§ **Set task**: Across the entries below, how many lines contain the string "excerpt"? Give only the count.

━━━━━━━━

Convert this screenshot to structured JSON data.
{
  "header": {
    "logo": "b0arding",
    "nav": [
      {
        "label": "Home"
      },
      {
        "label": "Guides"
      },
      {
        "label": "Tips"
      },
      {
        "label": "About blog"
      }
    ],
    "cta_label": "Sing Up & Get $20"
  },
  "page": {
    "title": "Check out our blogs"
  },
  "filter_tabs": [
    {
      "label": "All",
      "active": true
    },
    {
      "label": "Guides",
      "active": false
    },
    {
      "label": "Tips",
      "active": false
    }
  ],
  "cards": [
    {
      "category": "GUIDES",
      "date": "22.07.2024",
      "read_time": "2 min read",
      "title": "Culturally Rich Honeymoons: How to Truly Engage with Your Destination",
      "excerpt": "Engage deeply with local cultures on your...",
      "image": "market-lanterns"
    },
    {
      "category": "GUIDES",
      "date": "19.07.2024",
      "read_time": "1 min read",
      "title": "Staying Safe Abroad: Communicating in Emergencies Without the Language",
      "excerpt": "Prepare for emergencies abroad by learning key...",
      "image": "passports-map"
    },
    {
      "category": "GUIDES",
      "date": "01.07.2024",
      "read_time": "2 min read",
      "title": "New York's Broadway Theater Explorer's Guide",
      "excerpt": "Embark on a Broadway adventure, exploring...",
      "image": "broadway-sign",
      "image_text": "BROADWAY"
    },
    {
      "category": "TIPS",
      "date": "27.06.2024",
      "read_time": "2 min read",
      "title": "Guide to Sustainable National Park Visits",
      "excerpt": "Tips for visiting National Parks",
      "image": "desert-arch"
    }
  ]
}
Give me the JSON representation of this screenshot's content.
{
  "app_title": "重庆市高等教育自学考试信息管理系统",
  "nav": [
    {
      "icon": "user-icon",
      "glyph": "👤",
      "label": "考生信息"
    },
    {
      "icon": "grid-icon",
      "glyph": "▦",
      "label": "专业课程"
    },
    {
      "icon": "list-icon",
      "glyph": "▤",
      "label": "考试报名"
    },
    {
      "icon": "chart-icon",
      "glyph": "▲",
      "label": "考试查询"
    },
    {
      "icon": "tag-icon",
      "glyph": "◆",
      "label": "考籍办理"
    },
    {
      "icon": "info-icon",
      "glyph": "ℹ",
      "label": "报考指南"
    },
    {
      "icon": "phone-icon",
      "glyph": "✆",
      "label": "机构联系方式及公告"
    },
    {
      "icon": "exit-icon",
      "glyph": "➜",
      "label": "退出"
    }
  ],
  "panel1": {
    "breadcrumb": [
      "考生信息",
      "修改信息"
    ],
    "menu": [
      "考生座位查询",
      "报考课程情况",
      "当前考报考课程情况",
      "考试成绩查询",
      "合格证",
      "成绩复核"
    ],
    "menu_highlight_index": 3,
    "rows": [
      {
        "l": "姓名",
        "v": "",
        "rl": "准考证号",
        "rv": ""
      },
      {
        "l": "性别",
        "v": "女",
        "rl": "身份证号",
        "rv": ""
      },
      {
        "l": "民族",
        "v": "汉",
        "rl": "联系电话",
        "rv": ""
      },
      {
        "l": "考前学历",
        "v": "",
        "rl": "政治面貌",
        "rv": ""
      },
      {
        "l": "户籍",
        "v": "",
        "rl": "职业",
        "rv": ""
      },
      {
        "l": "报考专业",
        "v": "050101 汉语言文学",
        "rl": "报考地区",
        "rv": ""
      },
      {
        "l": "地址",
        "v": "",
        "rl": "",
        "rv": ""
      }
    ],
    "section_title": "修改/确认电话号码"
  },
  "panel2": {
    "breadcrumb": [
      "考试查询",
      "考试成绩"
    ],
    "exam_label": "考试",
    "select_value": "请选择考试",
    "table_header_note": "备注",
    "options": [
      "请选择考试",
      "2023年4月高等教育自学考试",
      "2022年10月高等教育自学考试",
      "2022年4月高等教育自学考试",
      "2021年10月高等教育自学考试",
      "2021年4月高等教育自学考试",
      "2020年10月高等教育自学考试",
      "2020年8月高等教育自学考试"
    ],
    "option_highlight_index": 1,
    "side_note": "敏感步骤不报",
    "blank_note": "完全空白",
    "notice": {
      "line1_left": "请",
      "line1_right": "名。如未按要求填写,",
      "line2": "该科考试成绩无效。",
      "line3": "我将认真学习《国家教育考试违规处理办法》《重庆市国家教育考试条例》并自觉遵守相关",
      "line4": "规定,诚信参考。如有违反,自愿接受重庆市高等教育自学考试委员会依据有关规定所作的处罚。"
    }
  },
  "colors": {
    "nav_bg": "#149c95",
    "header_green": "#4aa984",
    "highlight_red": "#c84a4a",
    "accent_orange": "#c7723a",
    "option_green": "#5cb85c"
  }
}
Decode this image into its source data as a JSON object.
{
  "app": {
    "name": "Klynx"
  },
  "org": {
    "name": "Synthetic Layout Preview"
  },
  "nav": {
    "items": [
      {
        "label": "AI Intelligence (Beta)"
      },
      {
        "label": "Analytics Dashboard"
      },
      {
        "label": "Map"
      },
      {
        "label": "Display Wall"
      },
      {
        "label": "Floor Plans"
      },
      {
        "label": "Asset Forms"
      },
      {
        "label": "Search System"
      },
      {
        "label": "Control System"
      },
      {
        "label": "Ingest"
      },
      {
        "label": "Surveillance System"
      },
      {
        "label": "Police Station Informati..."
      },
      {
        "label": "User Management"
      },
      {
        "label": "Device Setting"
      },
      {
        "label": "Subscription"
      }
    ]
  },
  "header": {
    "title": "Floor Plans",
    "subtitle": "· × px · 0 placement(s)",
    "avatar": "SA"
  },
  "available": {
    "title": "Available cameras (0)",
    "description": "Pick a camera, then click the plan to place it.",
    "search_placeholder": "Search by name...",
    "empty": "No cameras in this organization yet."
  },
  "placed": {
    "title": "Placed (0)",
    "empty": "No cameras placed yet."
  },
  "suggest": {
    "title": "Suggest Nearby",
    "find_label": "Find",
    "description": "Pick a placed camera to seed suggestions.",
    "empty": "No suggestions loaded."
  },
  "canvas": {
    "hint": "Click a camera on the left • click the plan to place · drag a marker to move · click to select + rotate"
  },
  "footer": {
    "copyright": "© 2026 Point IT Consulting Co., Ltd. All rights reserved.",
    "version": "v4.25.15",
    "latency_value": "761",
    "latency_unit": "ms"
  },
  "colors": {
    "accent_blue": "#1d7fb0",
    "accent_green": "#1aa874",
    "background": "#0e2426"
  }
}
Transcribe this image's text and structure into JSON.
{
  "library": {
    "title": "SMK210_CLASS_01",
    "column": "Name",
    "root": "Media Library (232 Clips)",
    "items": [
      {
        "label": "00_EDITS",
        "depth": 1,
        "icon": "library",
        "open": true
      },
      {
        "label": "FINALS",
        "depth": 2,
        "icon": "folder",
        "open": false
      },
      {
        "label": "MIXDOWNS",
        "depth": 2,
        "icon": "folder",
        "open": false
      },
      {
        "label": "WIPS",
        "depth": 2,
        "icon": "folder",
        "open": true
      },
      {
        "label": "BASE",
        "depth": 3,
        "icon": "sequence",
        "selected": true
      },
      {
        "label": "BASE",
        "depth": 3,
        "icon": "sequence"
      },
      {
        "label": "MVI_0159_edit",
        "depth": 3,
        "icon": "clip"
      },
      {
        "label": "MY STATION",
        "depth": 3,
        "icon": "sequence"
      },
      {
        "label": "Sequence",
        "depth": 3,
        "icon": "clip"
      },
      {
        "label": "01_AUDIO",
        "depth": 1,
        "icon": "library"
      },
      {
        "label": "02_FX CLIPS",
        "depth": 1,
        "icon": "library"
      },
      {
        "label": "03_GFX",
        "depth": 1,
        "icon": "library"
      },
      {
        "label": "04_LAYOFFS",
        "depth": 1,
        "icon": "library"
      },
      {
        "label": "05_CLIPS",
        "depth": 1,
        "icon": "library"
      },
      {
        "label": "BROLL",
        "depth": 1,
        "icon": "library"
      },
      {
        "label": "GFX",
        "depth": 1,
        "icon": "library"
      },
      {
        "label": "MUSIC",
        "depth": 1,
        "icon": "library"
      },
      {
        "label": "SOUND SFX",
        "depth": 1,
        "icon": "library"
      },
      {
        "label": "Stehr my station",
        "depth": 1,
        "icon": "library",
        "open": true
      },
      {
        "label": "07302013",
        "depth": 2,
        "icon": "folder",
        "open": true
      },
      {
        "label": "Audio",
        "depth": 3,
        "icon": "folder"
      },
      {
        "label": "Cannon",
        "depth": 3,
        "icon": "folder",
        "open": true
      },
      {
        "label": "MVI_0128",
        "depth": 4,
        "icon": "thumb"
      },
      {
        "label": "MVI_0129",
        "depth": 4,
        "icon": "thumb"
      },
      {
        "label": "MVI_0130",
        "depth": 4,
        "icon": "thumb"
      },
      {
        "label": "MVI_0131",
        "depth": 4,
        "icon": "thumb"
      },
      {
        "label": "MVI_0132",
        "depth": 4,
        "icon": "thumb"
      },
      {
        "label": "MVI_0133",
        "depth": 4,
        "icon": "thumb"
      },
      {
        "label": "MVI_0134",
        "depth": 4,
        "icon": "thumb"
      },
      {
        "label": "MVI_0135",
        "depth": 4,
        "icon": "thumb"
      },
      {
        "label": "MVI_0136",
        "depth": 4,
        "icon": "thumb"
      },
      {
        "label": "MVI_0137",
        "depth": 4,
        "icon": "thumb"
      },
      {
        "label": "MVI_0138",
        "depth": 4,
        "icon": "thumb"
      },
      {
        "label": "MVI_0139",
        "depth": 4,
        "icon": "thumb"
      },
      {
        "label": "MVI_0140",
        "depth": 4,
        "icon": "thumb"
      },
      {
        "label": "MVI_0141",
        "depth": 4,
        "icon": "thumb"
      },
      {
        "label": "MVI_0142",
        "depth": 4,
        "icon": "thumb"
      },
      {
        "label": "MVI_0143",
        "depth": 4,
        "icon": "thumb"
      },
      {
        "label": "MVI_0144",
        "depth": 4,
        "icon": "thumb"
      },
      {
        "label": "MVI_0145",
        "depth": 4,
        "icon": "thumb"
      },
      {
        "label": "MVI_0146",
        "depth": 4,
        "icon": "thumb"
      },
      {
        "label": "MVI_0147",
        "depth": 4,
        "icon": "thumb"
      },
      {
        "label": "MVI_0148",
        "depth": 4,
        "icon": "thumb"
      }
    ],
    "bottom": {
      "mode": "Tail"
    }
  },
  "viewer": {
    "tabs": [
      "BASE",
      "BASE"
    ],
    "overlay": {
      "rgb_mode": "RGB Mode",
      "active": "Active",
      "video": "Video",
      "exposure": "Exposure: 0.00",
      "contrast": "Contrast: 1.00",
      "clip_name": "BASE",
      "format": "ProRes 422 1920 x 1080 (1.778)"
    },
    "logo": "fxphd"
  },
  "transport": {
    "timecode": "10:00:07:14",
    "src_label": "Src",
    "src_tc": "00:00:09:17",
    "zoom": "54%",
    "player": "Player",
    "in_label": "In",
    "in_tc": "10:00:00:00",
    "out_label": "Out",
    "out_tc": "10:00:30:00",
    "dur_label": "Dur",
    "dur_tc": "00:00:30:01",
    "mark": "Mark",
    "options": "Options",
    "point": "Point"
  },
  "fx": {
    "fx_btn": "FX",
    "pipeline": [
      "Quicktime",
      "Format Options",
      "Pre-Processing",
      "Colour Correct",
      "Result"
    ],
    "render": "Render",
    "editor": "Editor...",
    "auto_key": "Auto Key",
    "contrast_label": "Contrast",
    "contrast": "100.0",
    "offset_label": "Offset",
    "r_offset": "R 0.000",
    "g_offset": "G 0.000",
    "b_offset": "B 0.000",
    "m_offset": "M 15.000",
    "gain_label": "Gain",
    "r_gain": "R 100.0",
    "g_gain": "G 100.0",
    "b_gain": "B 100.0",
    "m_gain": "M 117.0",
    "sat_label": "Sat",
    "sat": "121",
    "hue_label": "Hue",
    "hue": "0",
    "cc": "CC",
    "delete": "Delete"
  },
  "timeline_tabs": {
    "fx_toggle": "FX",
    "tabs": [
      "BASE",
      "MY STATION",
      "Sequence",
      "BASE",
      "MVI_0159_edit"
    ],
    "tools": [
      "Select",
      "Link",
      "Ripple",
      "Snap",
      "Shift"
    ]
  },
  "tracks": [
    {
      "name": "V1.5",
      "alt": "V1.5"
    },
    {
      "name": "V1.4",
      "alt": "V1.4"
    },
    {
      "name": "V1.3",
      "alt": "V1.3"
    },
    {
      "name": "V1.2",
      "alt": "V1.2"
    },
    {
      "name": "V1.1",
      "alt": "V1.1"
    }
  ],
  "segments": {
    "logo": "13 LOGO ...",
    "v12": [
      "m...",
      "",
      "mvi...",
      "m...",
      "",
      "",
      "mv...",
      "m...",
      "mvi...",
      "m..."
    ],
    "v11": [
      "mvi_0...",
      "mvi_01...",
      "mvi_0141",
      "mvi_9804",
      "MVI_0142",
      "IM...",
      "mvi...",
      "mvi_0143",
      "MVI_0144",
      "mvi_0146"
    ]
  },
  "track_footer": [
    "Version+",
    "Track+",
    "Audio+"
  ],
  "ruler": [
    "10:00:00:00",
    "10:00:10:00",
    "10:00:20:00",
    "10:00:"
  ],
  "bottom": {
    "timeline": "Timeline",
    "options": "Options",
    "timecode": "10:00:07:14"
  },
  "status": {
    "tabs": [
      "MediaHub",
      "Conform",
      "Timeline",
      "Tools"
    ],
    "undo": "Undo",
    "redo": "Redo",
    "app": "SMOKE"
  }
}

━━━━━━━━

§ **Solution to this exercise**: 4